• OBJECTIVE
Pictures aside, repeat every entry exactly.

________________

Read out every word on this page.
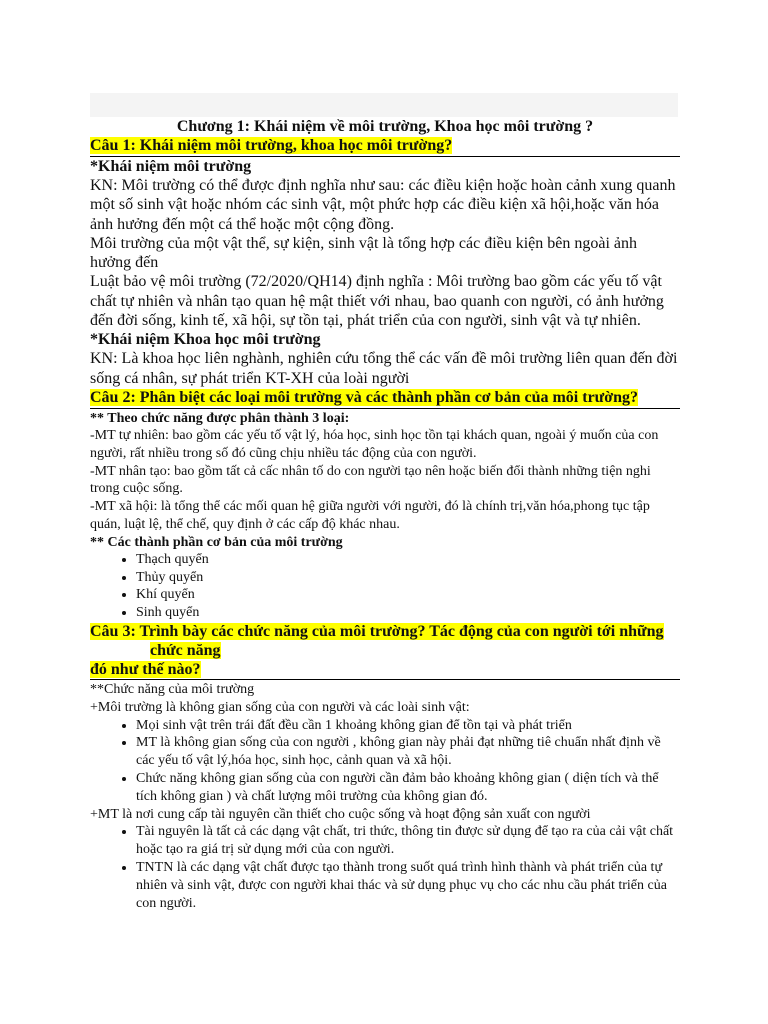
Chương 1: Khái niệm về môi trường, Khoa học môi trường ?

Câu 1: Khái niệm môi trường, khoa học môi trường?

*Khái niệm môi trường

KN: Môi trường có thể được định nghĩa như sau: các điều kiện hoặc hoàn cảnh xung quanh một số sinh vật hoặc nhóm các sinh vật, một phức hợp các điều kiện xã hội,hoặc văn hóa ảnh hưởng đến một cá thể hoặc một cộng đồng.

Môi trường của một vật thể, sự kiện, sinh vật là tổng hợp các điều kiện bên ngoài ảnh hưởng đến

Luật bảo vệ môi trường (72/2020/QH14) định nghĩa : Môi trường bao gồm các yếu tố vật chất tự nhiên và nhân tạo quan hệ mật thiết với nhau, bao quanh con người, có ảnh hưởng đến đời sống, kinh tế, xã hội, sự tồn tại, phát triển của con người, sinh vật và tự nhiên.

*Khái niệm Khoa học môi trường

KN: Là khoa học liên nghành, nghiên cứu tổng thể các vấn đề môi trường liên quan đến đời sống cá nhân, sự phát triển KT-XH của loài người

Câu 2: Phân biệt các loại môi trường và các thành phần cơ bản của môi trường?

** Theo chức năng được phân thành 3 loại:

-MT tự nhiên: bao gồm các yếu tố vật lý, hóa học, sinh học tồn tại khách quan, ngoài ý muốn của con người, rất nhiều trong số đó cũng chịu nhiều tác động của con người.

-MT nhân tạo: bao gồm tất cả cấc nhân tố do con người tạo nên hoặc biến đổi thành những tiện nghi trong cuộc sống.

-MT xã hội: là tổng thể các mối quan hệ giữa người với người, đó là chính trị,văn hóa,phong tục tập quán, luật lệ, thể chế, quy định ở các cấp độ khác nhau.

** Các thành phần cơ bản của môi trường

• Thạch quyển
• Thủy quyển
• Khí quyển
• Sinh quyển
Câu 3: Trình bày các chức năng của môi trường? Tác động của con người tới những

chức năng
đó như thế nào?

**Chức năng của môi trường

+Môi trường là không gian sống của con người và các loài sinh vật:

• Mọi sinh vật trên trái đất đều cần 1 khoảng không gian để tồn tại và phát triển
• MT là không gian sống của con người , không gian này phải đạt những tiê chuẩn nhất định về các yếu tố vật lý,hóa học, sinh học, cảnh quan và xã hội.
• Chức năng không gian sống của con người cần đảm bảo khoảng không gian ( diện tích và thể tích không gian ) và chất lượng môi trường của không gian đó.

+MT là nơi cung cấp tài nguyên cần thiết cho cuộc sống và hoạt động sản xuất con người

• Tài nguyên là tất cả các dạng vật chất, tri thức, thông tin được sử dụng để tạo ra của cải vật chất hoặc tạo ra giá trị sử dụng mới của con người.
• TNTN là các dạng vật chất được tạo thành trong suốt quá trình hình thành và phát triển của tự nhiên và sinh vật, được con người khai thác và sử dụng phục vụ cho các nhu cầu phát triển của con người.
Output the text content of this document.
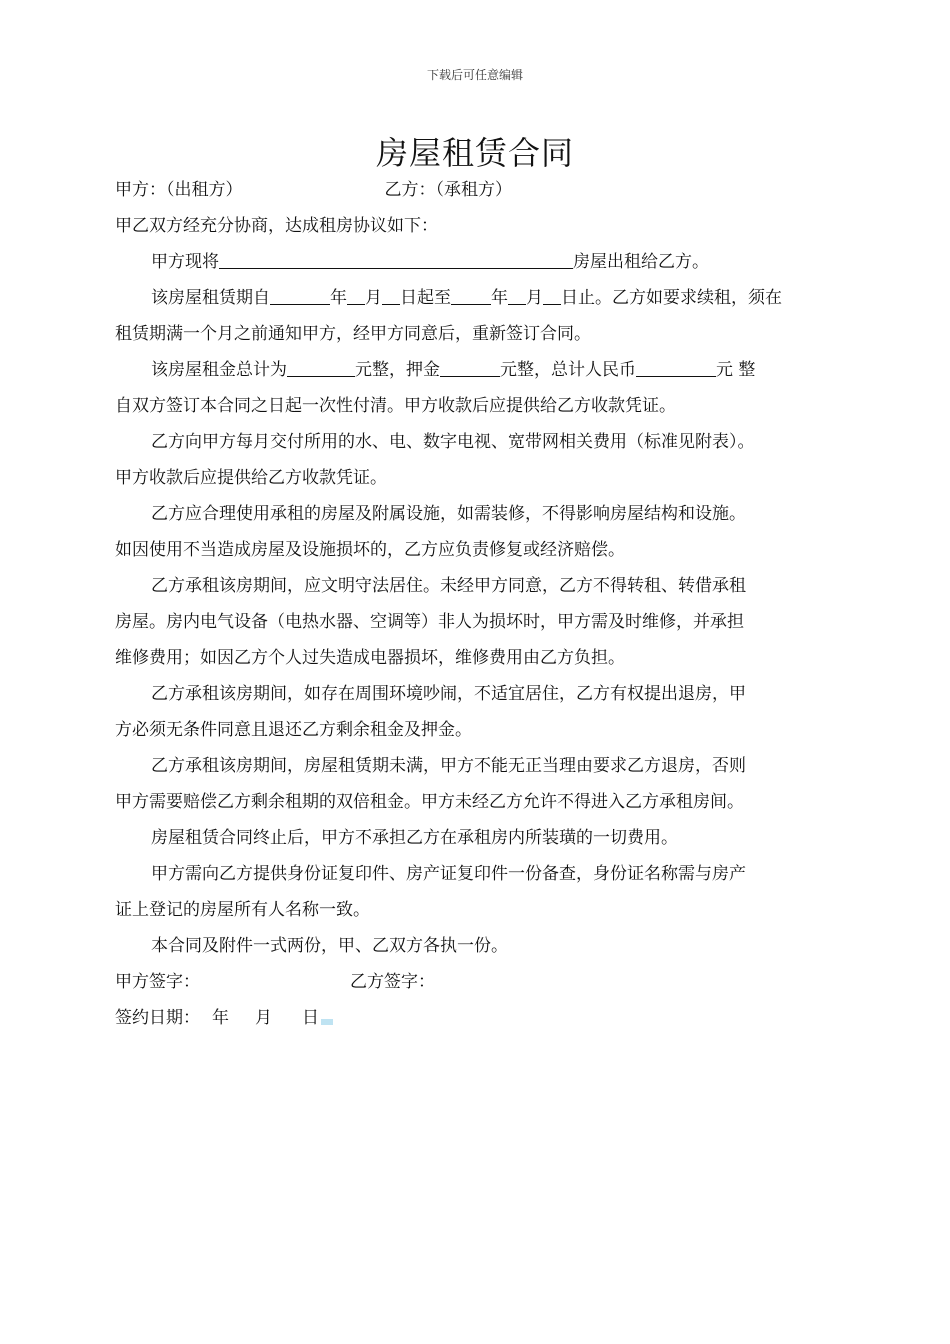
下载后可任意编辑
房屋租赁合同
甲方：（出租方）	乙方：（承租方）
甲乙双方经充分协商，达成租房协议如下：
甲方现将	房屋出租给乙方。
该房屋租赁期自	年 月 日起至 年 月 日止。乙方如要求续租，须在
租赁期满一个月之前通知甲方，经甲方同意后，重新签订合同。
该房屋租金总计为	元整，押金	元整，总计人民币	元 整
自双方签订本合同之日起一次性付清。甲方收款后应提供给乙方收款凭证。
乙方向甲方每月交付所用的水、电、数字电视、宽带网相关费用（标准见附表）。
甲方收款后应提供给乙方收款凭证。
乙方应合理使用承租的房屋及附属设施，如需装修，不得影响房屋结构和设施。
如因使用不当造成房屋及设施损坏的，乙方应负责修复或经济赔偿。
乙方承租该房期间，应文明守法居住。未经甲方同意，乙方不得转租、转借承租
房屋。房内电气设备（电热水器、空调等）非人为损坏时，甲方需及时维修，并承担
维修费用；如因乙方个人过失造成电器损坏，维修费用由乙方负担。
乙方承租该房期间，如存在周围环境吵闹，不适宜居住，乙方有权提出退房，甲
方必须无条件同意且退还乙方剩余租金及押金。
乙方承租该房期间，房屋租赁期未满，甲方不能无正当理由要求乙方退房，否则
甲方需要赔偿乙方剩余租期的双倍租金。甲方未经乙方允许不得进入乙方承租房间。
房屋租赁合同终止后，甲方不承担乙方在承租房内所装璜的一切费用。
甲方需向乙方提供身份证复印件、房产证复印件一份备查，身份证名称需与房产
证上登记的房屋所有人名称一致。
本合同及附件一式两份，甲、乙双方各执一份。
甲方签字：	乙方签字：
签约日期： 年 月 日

________________

• THE SOLUTION
Read out every word on this page.
Chương 1: Khái niệm về môi trường, Khoa học môi trường ?

Câu 1: Khái niệm môi trường, khoa học môi trường?

*Khái niệm môi trường

KN: Môi trường có thể được định nghĩa như sau: các điều kiện hoặc hoàn cảnh xung quanh một số sinh vật hoặc nhóm các sinh vật, một phức hợp các điều kiện xã hội,hoặc văn hóa ảnh hưởng đến một cá thể hoặc một cộng đồng.

Môi trường của một vật thể, sự kiện, sinh vật là tổng hợp các điều kiện bên ngoài ảnh hưởng đến

Luật bảo vệ môi trường (72/2020/QH14) định nghĩa : Môi trường bao gồm các yếu tố vật chất tự nhiên và nhân tạo quan hệ mật thiết với nhau, bao quanh con người, có ảnh hưởng đến đời sống, kinh tế, xã hội, sự tồn tại, phát triển của con người, sinh vật và tự nhiên.

*Khái niệm Khoa học môi trường

KN: Là khoa học liên nghành, nghiên cứu tổng thể các vấn đề môi trường liên quan đến đời sống cá nhân, sự phát triển KT-XH của loài người

Câu 2: Phân biệt các loại môi trường và các thành phần cơ bản của môi trường?

** Theo chức năng được phân thành 3 loại:

-MT tự nhiên: bao gồm các yếu tố vật lý, hóa học, sinh học tồn tại khách quan, ngoài ý muốn của con người, rất nhiều trong số đó cũng chịu nhiều tác động của con người.

-MT nhân tạo: bao gồm tất cả cấc nhân tố do con người tạo nên hoặc biến đổi thành những tiện nghi trong cuộc sống.

-MT xã hội: là tổng thể các mối quan hệ giữa người với người, đó là chính trị,văn hóa,phong tục tập quán, luật lệ, thể chế, quy định ở các cấp độ khác nhau.

** Các thành phần cơ bản của môi trường

• Thạch quyển
• Thủy quyển
• Khí quyển
• Sinh quyển
Câu 3: Trình bày các chức năng của môi trường? Tác động của con người tới những

chức năng
đó như thế nào?

**Chức năng của môi trường

+Môi trường là không gian sống của con người và các loài sinh vật:

• Mọi sinh vật trên trái đất đều cần 1 khoảng không gian để tồn tại và phát triển
• MT là không gian sống của con người , không gian này phải đạt những tiê chuẩn nhất định về các yếu tố vật lý,hóa học, sinh học, cảnh quan và xã hội.
• Chức năng không gian sống của con người cần đảm bảo khoảng không gian ( diện tích và thể tích không gian ) và chất lượng môi trường của không gian đó.

+MT là nơi cung cấp tài nguyên cần thiết cho cuộc sống và hoạt động sản xuất con người

• Tài nguyên là tất cả các dạng vật chất, tri thức, thông tin được sử dụng để tạo ra của cải vật chất hoặc tạo ra giá trị sử dụng mới của con người.
• TNTN là các dạng vật chất được tạo thành trong suốt quá trình hình thành và phát triển của tự nhiên và sinh vật, được con người khai thác và sử dụng phục vụ cho các nhu cầu phát triển của con người.
Output the text content of this document.
下载后可任意编辑
房屋租赁合同
甲方：（出租方）	乙方：（承租方）
甲乙双方经充分协商，达成租房协议如下：
甲方现将	房屋出租给乙方。
该房屋租赁期自	年 月 日起至 年 月 日止。乙方如要求续租，须在
租赁期满一个月之前通知甲方，经甲方同意后，重新签订合同。
该房屋租金总计为	元整，押金	元整，总计人民币	元 整
自双方签订本合同之日起一次性付清。甲方收款后应提供给乙方收款凭证。
乙方向甲方每月交付所用的水、电、数字电视、宽带网相关费用（标准见附表）。
甲方收款后应提供给乙方收款凭证。
乙方应合理使用承租的房屋及附属设施，如需装修，不得影响房屋结构和设施。
如因使用不当造成房屋及设施损坏的，乙方应负责修复或经济赔偿。
乙方承租该房期间，应文明守法居住。未经甲方同意，乙方不得转租、转借承租
房屋。房内电气设备（电热水器、空调等）非人为损坏时，甲方需及时维修，并承担
维修费用；如因乙方个人过失造成电器损坏，维修费用由乙方负担。
乙方承租该房期间，如存在周围环境吵闹，不适宜居住，乙方有权提出退房，甲
方必须无条件同意且退还乙方剩余租金及押金。
乙方承租该房期间，房屋租赁期未满，甲方不能无正当理由要求乙方退房，否则
甲方需要赔偿乙方剩余租期的双倍租金。甲方未经乙方允许不得进入乙方承租房间。
房屋租赁合同终止后，甲方不承担乙方在承租房内所装璜的一切费用。
甲方需向乙方提供身份证复印件、房产证复印件一份备查，身份证名称需与房产
证上登记的房屋所有人名称一致。
本合同及附件一式两份，甲、乙双方各执一份。
甲方签字：	乙方签字：
签约日期： 年 月 日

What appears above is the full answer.